▸ Excerpted text:
.....
From an AI perspective, this is exactly the environment where static routing rules fail. A routing engine needs to treat the corridor as a probabilistic risk surface, not a binary “open/closed” map.
Why carriers re-enter with “option-like” capacity
Carriers tend to re-enter volatile regions with capacity that behaves like an option: limited commitment, measurable downside, and the ability to scale if the market stabilizes.
Slot participation and smaller vessels do three things:
- Reduce asset concentration risk (you’re not tying up a mega-ship if conditions deteriorate).
- Preserve schedule integrity (easier to recover from delays with more flexible assets).
- Match uncertain demand (shippers may remain cautious even if attacks de-escalate).
That logic should sound familiar if you build AI models for logistics: don’t overfit to the last “normal.” Build for volatility.
The Red Sea problem: it’s not just distance, it’s variance
For most networks, the real cost isn’t the average transit time—it’s the variance.
When a corridor becomes high-risk, you get:
- Sudden lead-time expansion (reroutes, convoying, speed changes)
- Port bunching (arrivals cluster after disruption)
- Equipment imbalance (empties trapped in the wrong places)
- Inventory policy whiplash (safety stock inflated, then stranded)
And because it’s December 2025, this matters right now: many shippers are locking Q1 allocations, revisiting buffer stock decisions made during Red Sea disruption cycles, and trying to keep working capital from ballooning.
AI is the practical tool for this moment because it can optimize for risk-adjusted performance, not just theoretical shortest-path routing.
A better objective function: optimize cost and reliability
If your routing logic still optimizes for lowest expected cost, you’re leaving money on the table. High-variance lanes create hidden costs: expedites, OTIF penalties, lost sales, and customer service drag.
The objective function that holds up in 2025 looks more like:
- Minimize total landed cost
- Subject to service-level constraints (OTIF, max late probability)
.....
▸ Data shown:
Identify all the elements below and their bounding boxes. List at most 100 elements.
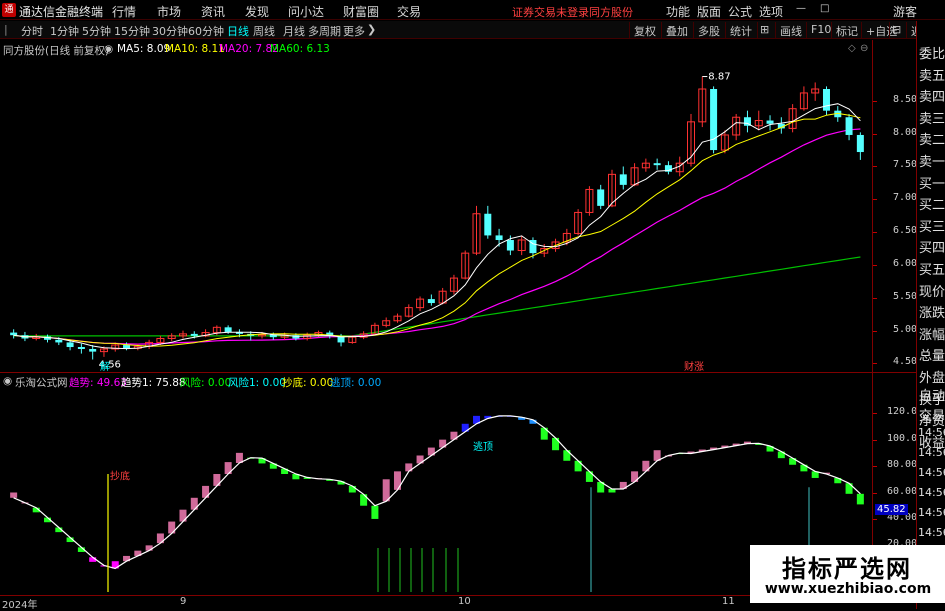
side-lower-0[interactable]: 自动 [919,385,945,404]
price-tick: 5.00 [893,323,918,335]
draw-line-button[interactable]: 画线 [775,22,806,38]
period-30min[interactable]: 30分钟 [152,23,188,39]
menu-item-jiaoyi[interactable]: 交易 [397,3,421,20]
x-label-11: 11 [722,596,735,607]
watermark-url: www.xuezhibiao.com [764,581,932,597]
side-time-2: 14:56 [918,466,945,479]
side-item-1[interactable]: 卖五 [919,65,945,84]
period-weekly[interactable]: 周线 [253,23,275,39]
app-logo-icon: 通 [2,3,16,17]
trend-label: 趋势: 49.63 [69,377,127,389]
indicator-chart[interactable]: 抄底 逃顶 [0,390,872,595]
indicator-tick-mark [873,492,877,494]
side-time-3: 14:56 [918,486,945,499]
menu-bar: 通 通达信金融终端 行情 市场 资讯 发现 问小达 财富圈 交易 证券交易未登录… [0,0,945,20]
candlestick-chart[interactable]: 8.874.56解 财涨 [0,40,872,372]
period-5min[interactable]: 5分钟 [82,23,111,39]
side-item-10[interactable]: 买五 [919,259,945,278]
period-60min[interactable]: 60分钟 [188,23,224,39]
overlay-button[interactable]: 叠加 [661,22,692,38]
side-item-14[interactable]: 总量 [919,345,945,364]
menu-item-xuanxiang[interactable]: 选项 [759,3,783,20]
grid2-icon[interactable]: ⊟ [889,22,906,38]
menu-item-wenxiaoda[interactable]: 问小达 [288,3,324,20]
candle-down [427,299,435,304]
period-daily[interactable]: 日线 [227,23,249,39]
menu-item-gongshi[interactable]: 公式 [728,3,752,20]
price-tick-mark [873,232,877,234]
menu-item-faxian[interactable]: 发现 [245,3,269,20]
price-tick-mark [873,100,877,102]
side-item-0[interactable]: 委比 [919,43,945,62]
menu-item-zixun[interactable]: 资讯 [201,3,225,20]
side-item-7[interactable]: 买二 [919,194,945,213]
login-notice[interactable]: 证券交易未登录 [512,4,589,20]
side-item-15[interactable]: 外盘 [919,367,945,386]
price-tick-mark [873,297,877,299]
price-tick-mark [873,330,877,332]
ma5-line [13,103,861,350]
candle-down [55,339,63,343]
maximize-icon[interactable]: □ [820,3,829,14]
indicator-title: 乐淘公式网 [15,377,68,389]
candle-down [597,189,605,206]
candle-down [77,347,85,349]
marker-caizhang: 财涨 [684,360,704,372]
price-axis: 8.50 8.00 7.50 7.00 6.50 6.00 5.50 5.00 4.50 [872,40,918,372]
indicator-tick: 100.0 [887,432,918,444]
candle-down [495,235,503,241]
side-item-3[interactable]: 卖三 [919,108,945,127]
period-multi[interactable]: 多周期 [308,23,341,39]
price-tick: 8.00 [893,126,918,138]
stock-name-top: 同方股份 [589,6,633,19]
period-more[interactable]: 更多 [343,23,365,39]
menu-item-shichang[interactable]: 市场 [157,3,181,20]
menu-item-hangqing[interactable]: 行情 [112,3,136,20]
period-fenshi[interactable]: 分时 [21,23,43,39]
indicator-tick-mark [873,518,877,520]
indicator-gear-icon[interactable]: ◉ [3,375,12,387]
indicator-tick-mark [873,413,877,415]
price-tick: 6.50 [893,225,918,237]
period-monthly[interactable]: 月线 [283,23,305,39]
price-tick: 6.00 [893,257,918,269]
trend-bar [371,505,379,519]
mark-button[interactable]: 标记 [831,22,862,38]
minimize-icon[interactable]: — [796,3,806,14]
period-1min[interactable]: 1分钟 [50,23,79,39]
ma60-line [13,256,861,337]
fuquan-button[interactable]: 复权 [629,22,660,38]
trend1-line [13,415,861,570]
side-item-6[interactable]: 买一 [919,173,945,192]
menu-item-gongneng[interactable]: 功能 [666,3,690,20]
side-item-11[interactable]: 现价 [919,281,945,300]
side-item-2[interactable]: 卖四 [919,86,945,105]
side-item-4[interactable]: 卖二 [919,129,945,148]
menu-item-caifuquan[interactable]: 财富圈 [343,3,379,20]
candle-down [506,240,514,251]
stats-button[interactable]: 统计 [725,22,756,38]
multi-stock-button[interactable]: 多股 [693,22,724,38]
side-item-13[interactable]: 涨幅 [919,324,945,343]
price-tick: 7.00 [893,192,918,204]
side-item-12[interactable]: 涨跌 [919,302,945,321]
candle-down [89,348,97,352]
side-item-5[interactable]: 卖一 [919,151,945,170]
guest-label[interactable]: 游客 [893,3,917,20]
more-arrow-icon[interactable]: ❯ [367,23,376,36]
period-15min[interactable]: 15分钟 [114,23,150,39]
side-lower-1[interactable]: 交易 [919,405,945,424]
grid-icon[interactable]: ⊞ [757,22,775,38]
trend-bar [348,485,356,493]
chaodi-label: 抄底: 0.00 [282,377,334,389]
side-item-8[interactable]: 买三 [919,216,945,235]
candle-down [856,134,864,153]
menu-item-banmian[interactable]: 版面 [697,3,721,20]
chaodi-marker: 抄底 [110,469,130,482]
indicator-current-value: 45.82 [875,504,908,516]
trend-bar [10,492,18,498]
side-item-9[interactable]: 买四 [919,237,945,256]
ma20-line [13,128,861,345]
price-tick: 4.50 [893,356,918,368]
panel-divider [0,372,916,373]
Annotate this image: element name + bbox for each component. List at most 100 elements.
.....
▸ Exercise task:
In the text on Red Sea shipping routes, what do carriers use when they re-enter volatile regions, and what are its three features?

▸ Answer to this exercise:
Carriers use capacity that behaves like an option, with limited commitment, measurable downside, and the ability to scale if the market stabilizes.